* **Brief 1**
Copy out the records word for word, from their first line up to and including the line that contains "bar-segment-2016-s0 [15, 206, 77, 358]".

===

Sen. Jeff Flake relishes his role as Republican Trump critic. He can’t help himself. – Washington Post

TEMPE, Ariz. — Even when no one asks him about Donald Trump, Sen. Jeff Flake makes sure the audience knows how much he despises the Republican presidential nominee.

“No Trump questions,” the Arizona Republican mused at the end of two meetings on Tuesday with employees and executives at the Allstate Insurance office.

No matter.

Flake went on to tell the roughly 50 workers that he will not support Trump, “given the kind of campaign he is running.” He has “little faith” that Trump will change his ways, dooming him to defeat in November. Furthermore, Flake added, emphatically, “I don’t think he should win if he continues to campaign as he is.”

Far from shading his views back home over Congress’s long summer recess, Flake is doubling down as one of the most outspoken critics of his party’s presidential nominee. He mocks as “a joke” the marquee idea behind Trump’s campaign, a wall along the Mexican border paid for by the Mexican government.

He’s now openly hopeful about Democratic nominee Hillary Clinton’s dealings with Congress if she defeats Trump, boasting about his close friendship with her vice presidential running mate, Sen. Tim Kaine (D-Va.).

All of this has made Flake a massive political target for arch conservatives. The national spotlight will fall Tuesday on Sen. John McCain’s effort to beat back a tea party-infused challenger in the state’s GOP primary. But here in Arizona there’s already talk about which conservative in 2018 will challenge Flake, the onetime House conservative firebrand with a libertarian bent whose image has shifted to the center in the Senate.

“Don’t get me started on Jeff,” state Sen. Kelli Ward, McCain’s primary challenger, said in an interview inside a Scottsdale campaign office. “I’ve been very disappointed in Jeff because he was sold to all of us as an extremely conservative man and politician and legislator, and he’s let us down on all fronts.”

Ward vowed to support a primary challenge to Flake even if she pulls off a stunning upset of McCain and eventually wins the Senate seat. “Hopefully there will be somebody good,” Ward said of a Flake challenge from the right. “If somebody good came up I’d probably support them against Jeff.”

Not even Sen. Ted Cruz (R-Tex.), who has very strained relations with his colleagues, has ever openly supported a primary challenge to an incumbent Republican, let alone one from his own state.

Ward declined to state her own intentions about challenging Flake should she lose to McCain next week. But there’s already chatter that one of the more conservative members of Arizona’s congressional delegation would take on Flake, whose apostasies run from refusing to support Trump to aggressively supporting bipartisan immigration legislation to an overall demeanor of being nice to Democrats.

===

* **Brief 2**
In the Washington Post article about Sen. Jeff Flake, roughly how many workers at the Allstate Insurance office did Flake tell that he will not support Trump?

===

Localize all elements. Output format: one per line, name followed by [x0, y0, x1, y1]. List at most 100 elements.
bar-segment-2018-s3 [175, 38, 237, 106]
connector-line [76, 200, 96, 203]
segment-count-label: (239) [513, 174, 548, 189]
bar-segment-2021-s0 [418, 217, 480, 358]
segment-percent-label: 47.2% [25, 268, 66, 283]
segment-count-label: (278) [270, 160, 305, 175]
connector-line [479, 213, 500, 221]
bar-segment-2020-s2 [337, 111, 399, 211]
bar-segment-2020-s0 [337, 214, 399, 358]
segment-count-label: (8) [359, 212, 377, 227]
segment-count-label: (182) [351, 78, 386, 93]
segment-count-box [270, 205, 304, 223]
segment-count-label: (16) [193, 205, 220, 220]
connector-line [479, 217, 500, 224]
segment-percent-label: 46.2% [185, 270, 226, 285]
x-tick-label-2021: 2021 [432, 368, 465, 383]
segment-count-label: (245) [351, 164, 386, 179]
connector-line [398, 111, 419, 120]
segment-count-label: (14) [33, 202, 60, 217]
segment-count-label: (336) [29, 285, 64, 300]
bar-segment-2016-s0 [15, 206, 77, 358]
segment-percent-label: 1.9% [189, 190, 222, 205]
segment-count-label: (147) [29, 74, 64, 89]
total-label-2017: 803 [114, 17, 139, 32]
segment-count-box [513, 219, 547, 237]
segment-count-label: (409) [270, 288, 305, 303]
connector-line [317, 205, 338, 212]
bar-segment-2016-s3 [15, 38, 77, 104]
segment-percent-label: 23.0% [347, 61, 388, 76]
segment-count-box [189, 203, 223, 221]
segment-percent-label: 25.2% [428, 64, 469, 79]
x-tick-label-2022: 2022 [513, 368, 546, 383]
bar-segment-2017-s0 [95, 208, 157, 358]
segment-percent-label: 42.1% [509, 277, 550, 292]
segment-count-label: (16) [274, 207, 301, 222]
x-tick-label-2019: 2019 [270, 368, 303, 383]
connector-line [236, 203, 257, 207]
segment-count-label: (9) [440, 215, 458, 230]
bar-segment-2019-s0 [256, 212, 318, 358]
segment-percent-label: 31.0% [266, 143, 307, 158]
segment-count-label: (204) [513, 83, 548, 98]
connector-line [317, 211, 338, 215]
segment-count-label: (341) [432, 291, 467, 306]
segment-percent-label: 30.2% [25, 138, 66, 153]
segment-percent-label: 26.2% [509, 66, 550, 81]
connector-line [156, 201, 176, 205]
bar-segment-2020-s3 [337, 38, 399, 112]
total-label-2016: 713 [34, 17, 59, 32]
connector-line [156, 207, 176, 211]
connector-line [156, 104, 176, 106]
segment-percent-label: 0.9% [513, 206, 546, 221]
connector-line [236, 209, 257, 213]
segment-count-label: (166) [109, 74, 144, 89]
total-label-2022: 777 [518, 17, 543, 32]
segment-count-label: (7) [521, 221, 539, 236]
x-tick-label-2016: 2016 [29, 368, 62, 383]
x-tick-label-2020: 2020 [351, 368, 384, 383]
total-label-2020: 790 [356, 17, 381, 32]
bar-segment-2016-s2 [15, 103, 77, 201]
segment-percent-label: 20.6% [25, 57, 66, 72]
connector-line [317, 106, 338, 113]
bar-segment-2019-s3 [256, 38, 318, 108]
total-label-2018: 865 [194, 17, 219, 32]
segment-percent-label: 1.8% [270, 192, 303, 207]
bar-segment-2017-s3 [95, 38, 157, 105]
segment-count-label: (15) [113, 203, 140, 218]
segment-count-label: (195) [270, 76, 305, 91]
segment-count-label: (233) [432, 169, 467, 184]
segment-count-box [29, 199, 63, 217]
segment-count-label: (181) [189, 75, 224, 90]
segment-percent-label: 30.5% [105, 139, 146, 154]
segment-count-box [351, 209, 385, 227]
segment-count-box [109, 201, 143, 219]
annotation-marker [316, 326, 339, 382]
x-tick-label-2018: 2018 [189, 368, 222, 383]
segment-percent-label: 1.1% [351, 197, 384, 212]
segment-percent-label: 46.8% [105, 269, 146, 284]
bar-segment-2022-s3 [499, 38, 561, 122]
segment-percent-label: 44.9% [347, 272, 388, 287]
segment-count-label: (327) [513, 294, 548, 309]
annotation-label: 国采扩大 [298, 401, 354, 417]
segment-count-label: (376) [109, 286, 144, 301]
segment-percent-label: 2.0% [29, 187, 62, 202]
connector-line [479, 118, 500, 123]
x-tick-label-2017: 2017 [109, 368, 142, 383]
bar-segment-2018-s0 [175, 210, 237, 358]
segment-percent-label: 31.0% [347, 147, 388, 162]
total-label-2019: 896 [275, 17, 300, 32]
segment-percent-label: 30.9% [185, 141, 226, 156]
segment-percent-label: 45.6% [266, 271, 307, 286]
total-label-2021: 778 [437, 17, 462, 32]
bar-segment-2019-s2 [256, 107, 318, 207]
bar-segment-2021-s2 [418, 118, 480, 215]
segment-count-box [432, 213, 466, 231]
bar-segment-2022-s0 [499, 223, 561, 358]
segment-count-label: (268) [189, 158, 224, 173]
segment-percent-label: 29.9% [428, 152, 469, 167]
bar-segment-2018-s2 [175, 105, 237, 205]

===

* **Worked answer 1**
Localize all elements. Output format: one per line, name followed by [x0, y0, x1, y1]. List at most 100 elements.
bar-segment-2018-s3 [175, 38, 237, 106]
connector-line [76, 200, 96, 203]
segment-count-label: (239) [513, 174, 548, 189]
bar-segment-2021-s0 [418, 217, 480, 358]
segment-percent-label: 47.2% [25, 268, 66, 283]
segment-count-label: (278) [270, 160, 305, 175]
connector-line [479, 213, 500, 221]
bar-segment-2020-s2 [337, 111, 399, 211]
bar-segment-2020-s0 [337, 214, 399, 358]
segment-count-label: (8) [359, 212, 377, 227]
segment-count-label: (182) [351, 78, 386, 93]
segment-count-box [270, 205, 304, 223]
segment-count-label: (16) [193, 205, 220, 220]
connector-line [479, 217, 500, 224]
segment-percent-label: 46.2% [185, 270, 226, 285]
x-tick-label-2021: 2021 [432, 368, 465, 383]
segment-count-label: (245) [351, 164, 386, 179]
connector-line [398, 111, 419, 120]
segment-count-label: (14) [33, 202, 60, 217]
segment-count-label: (336) [29, 285, 64, 300]
bar-segment-2016-s0 [15, 206, 77, 358]

* **Worked answer 2**
Roughly 50 workers.